[The task]: Among the lines of these entries, how many hold the word "plot"? State only the number.

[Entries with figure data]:
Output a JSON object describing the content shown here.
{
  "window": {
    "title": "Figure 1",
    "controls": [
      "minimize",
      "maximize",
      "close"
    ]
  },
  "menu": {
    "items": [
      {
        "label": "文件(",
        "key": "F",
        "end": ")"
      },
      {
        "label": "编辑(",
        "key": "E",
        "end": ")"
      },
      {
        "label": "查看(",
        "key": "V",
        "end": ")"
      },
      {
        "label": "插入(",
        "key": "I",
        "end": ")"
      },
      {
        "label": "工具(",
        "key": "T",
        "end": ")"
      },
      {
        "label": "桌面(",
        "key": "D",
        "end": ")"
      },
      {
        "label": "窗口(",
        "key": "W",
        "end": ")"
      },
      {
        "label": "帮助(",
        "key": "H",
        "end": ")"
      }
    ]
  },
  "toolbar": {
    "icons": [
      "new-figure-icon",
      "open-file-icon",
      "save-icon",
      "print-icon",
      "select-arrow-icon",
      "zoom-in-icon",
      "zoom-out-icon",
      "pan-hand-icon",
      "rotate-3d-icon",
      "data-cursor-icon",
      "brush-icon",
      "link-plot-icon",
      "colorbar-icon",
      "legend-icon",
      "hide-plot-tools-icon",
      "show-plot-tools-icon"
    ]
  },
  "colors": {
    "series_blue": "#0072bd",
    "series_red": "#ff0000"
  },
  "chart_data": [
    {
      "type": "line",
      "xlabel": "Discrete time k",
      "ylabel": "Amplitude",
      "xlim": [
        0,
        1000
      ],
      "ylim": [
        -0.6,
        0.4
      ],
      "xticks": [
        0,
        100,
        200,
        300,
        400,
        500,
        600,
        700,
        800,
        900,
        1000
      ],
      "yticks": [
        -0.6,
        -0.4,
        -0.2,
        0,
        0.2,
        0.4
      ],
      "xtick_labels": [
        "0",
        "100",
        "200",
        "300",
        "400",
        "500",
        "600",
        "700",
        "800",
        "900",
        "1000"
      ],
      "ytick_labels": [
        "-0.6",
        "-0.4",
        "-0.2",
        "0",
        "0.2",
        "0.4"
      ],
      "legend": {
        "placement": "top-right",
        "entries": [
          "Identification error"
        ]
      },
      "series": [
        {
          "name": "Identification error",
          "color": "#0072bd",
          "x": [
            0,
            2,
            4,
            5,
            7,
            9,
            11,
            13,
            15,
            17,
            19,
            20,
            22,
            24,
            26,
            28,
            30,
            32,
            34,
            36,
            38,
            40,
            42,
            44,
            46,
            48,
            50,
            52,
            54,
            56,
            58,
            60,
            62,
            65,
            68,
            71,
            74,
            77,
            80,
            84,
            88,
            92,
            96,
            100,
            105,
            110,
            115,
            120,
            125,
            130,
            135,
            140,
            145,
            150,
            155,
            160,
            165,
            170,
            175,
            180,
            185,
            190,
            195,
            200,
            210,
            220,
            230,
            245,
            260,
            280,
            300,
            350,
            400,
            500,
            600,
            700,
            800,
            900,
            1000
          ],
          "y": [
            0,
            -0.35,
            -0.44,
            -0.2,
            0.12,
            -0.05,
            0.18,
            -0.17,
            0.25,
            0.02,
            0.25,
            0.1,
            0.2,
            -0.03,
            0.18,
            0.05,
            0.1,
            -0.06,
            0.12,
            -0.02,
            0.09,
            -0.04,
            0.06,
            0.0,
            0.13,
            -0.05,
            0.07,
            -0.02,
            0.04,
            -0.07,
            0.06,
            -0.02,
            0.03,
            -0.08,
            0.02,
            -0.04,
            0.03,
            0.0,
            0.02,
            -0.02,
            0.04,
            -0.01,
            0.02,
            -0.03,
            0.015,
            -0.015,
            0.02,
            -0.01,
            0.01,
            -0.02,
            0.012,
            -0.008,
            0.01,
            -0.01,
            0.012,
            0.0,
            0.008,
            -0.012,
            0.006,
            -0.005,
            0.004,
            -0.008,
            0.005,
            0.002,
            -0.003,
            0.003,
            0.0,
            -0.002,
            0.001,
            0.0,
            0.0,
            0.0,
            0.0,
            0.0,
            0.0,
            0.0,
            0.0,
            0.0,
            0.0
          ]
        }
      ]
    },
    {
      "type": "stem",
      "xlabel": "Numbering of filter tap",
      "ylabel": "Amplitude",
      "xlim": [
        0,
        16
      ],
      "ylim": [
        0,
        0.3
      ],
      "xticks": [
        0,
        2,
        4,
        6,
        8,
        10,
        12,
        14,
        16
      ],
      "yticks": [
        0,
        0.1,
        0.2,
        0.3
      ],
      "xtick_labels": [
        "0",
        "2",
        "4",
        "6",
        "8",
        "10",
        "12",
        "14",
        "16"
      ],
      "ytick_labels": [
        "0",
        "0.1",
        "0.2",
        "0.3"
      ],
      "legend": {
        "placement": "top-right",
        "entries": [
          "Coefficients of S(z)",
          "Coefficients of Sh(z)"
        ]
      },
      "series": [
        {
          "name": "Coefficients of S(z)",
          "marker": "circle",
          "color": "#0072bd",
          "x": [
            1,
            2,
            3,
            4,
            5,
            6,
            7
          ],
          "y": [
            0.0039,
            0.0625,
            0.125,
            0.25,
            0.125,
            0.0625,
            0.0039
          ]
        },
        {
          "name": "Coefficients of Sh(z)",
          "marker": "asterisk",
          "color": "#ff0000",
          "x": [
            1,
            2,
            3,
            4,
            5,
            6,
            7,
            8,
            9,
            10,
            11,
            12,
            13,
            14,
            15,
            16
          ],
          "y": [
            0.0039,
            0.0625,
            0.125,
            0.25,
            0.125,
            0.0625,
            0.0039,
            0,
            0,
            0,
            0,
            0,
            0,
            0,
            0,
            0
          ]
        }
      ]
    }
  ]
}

[The output]: 3